- Requirement -
Look through the listing below and report how many lines contain "color", as a bare number.

- Data extract -
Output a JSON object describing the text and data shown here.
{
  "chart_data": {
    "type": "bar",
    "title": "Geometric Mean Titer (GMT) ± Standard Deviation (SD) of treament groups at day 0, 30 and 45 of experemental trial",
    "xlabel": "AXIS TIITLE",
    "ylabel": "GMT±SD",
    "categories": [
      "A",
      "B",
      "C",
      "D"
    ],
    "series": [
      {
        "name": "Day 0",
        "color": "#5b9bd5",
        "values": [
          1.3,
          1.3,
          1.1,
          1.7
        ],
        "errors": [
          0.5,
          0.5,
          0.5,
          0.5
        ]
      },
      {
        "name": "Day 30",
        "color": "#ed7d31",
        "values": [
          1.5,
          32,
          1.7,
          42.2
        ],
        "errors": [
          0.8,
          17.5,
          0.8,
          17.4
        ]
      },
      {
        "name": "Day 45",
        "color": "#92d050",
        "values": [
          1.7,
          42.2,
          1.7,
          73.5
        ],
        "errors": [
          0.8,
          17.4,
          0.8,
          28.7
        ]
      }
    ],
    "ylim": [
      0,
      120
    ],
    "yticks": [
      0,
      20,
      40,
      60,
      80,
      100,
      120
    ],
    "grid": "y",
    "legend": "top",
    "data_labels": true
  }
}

- Response -
3